_Given data_.
--- --- ---
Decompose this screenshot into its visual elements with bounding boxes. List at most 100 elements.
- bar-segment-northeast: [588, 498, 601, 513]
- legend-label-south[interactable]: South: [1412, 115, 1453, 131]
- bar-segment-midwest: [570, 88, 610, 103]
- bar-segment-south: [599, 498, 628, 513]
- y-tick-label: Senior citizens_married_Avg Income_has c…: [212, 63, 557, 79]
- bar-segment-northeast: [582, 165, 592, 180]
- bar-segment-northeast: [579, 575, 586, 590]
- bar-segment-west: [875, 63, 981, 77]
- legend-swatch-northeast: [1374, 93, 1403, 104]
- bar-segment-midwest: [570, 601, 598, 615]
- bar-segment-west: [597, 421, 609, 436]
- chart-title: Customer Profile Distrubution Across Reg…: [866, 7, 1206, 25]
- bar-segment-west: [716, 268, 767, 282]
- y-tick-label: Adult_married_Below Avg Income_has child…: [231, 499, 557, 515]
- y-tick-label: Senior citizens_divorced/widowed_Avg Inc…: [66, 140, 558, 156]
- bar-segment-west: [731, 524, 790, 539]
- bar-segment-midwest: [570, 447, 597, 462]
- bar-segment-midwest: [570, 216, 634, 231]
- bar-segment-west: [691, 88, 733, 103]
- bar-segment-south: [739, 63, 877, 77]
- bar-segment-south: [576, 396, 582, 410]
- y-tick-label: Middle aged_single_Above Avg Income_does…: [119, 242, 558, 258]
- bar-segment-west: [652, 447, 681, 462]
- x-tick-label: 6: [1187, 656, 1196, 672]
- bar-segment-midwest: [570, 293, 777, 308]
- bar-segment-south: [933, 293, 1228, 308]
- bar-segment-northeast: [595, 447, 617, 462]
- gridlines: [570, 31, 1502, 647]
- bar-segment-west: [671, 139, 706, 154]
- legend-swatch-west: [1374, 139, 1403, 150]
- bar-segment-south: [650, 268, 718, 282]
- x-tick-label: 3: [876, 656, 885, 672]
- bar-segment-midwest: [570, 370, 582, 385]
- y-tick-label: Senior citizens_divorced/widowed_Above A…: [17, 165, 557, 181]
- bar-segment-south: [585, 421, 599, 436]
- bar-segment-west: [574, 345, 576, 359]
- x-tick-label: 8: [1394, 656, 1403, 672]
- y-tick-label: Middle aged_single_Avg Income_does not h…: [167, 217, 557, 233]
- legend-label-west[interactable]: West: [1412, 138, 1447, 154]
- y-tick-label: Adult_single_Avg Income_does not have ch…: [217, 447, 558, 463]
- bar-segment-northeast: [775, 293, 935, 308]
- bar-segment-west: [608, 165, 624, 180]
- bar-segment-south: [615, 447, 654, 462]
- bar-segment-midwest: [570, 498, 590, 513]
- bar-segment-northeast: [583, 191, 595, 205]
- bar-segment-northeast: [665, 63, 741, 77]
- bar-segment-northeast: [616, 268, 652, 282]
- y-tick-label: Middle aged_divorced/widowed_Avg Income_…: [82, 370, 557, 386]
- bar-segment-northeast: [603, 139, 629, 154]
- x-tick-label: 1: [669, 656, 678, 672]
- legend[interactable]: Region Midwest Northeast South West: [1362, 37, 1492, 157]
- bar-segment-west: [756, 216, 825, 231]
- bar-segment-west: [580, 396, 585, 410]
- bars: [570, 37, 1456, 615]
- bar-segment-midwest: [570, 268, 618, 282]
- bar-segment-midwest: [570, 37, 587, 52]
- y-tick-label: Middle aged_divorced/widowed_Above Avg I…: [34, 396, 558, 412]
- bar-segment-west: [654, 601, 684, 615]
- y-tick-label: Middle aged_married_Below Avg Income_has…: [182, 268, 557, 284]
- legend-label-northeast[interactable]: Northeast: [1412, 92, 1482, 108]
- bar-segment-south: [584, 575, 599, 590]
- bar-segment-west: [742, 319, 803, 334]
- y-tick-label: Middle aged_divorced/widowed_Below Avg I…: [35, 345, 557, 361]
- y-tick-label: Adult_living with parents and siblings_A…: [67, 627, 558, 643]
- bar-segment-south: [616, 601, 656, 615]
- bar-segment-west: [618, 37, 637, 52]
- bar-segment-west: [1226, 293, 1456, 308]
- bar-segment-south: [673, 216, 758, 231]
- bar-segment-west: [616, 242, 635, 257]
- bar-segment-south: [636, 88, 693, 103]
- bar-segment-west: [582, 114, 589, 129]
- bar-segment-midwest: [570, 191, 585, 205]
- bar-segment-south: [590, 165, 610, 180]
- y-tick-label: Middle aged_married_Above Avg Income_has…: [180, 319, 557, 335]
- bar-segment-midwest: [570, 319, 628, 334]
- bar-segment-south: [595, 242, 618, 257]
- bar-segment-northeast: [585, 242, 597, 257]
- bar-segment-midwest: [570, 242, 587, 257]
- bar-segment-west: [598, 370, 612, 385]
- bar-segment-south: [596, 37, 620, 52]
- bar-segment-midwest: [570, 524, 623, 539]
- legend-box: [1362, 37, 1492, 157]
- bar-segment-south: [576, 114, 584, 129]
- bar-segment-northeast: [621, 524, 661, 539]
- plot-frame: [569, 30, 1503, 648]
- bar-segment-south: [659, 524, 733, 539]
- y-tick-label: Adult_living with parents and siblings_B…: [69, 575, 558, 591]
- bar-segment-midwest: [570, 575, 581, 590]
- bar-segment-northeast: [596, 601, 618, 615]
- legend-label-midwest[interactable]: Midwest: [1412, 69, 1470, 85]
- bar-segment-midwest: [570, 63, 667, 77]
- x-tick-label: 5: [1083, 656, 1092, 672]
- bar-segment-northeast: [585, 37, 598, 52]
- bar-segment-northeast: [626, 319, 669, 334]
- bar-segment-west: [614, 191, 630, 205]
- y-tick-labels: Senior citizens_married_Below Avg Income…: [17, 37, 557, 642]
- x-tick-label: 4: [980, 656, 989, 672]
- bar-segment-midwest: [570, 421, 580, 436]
--- --- ---
_What the task requires_. Copy the records word for word, from the start through the line containing "- bar-segment-south: [599, 498, 628, 513]".

_Answer below_.
Decompose this screenshot into its visual elements with bounding boxes. List at most 100 elements.
- bar-segment-northeast: [588, 498, 601, 513]
- legend-label-south[interactable]: South: [1412, 115, 1453, 131]
- bar-segment-midwest: [570, 88, 610, 103]
- bar-segment-south: [599, 498, 628, 513]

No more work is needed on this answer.